Transcribe the whole listing below without changing a word, but leave out every image.

>> BEGIN

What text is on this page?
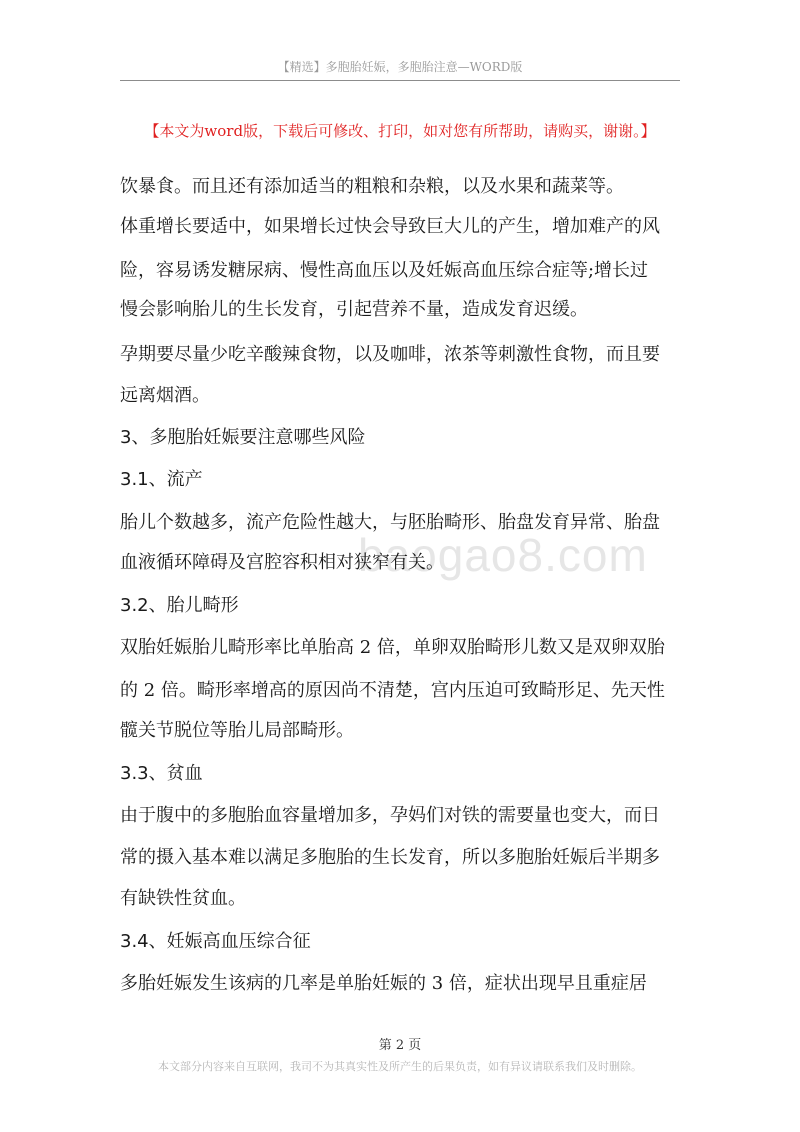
【精选】多胞胎妊娠，多胞胎注意—WORD版
【本文为word版，下载后可修改、打印，如对您有所帮助，请购买，谢谢。】
baogao8.com
饮暴食。而且还有添加适当的粗粮和杂粮，以及水果和蔬菜等。
体重增长要适中，如果增长过快会导致巨大儿的产生，增加难产的风
险，容易诱发糖尿病、慢性高血压以及妊娠高血压综合症等;增长过
慢会影响胎儿的生长发育，引起营养不量，造成发育迟缓。
孕期要尽量少吃辛酸辣食物，以及咖啡，浓茶等刺激性食物，而且要
远离烟酒。
3、多胞胎妊娠要注意哪些风险
3.1、流产
胎儿个数越多，流产危险性越大，与胚胎畸形、胎盘发育异常、胎盘
血液循环障碍及宫腔容积相对狭窄有关。
3.2、胎儿畸形
双胎妊娠胎儿畸形率比单胎高 2 倍，单卵双胎畸形儿数又是双卵双胎
的 2 倍。畸形率增高的原因尚不清楚，宫内压迫可致畸形足、先天性
髋关节脱位等胎儿局部畸形。
3.3、贫血
由于腹中的多胞胎血容量增加多，孕妈们对铁的需要量也变大，而日
常的摄入基本难以满足多胞胎的生长发育，所以多胞胎妊娠后半期多
有缺铁性贫血。
3.4、妊娠高血压综合征
多胎妊娠发生该病的几率是单胎妊娠的 3 倍，症状出现早且重症居
第 2 页
本文部分内容来自互联网，我司不为其真实性及所产生的后果负责，如有异议请联系我们及时删除。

>> END

**EXPECTED ANSWER:**
What text is on this page?
【精选】多胞胎妊娠，多胞胎注意—WORD版
【本文为word版，下载后可修改、打印，如对您有所帮助，请购买，谢谢。】
baogao8.com
饮暴食。而且还有添加适当的粗粮和杂粮，以及水果和蔬菜等。
体重增长要适中，如果增长过快会导致巨大儿的产生，增加难产的风
险，容易诱发糖尿病、慢性高血压以及妊娠高血压综合症等;增长过
慢会影响胎儿的生长发育，引起营养不量，造成发育迟缓。
孕期要尽量少吃辛酸辣食物，以及咖啡，浓茶等刺激性食物，而且要
远离烟酒。
3、多胞胎妊娠要注意哪些风险
3.1、流产
胎儿个数越多，流产危险性越大，与胚胎畸形、胎盘发育异常、胎盘
血液循环障碍及宫腔容积相对狭窄有关。
3.2、胎儿畸形
双胎妊娠胎儿畸形率比单胎高 2 倍，单卵双胎畸形儿数又是双卵双胎
的 2 倍。畸形率增高的原因尚不清楚，宫内压迫可致畸形足、先天性
髋关节脱位等胎儿局部畸形。
3.3、贫血
由于腹中的多胞胎血容量增加多，孕妈们对铁的需要量也变大，而日
常的摄入基本难以满足多胞胎的生长发育，所以多胞胎妊娠后半期多
有缺铁性贫血。
3.4、妊娠高血压综合征
多胎妊娠发生该病的几率是单胎妊娠的 3 倍，症状出现早且重症居
第 2 页
本文部分内容来自互联网，我司不为其真实性及所产生的后果负责，如有异议请联系我们及时删除。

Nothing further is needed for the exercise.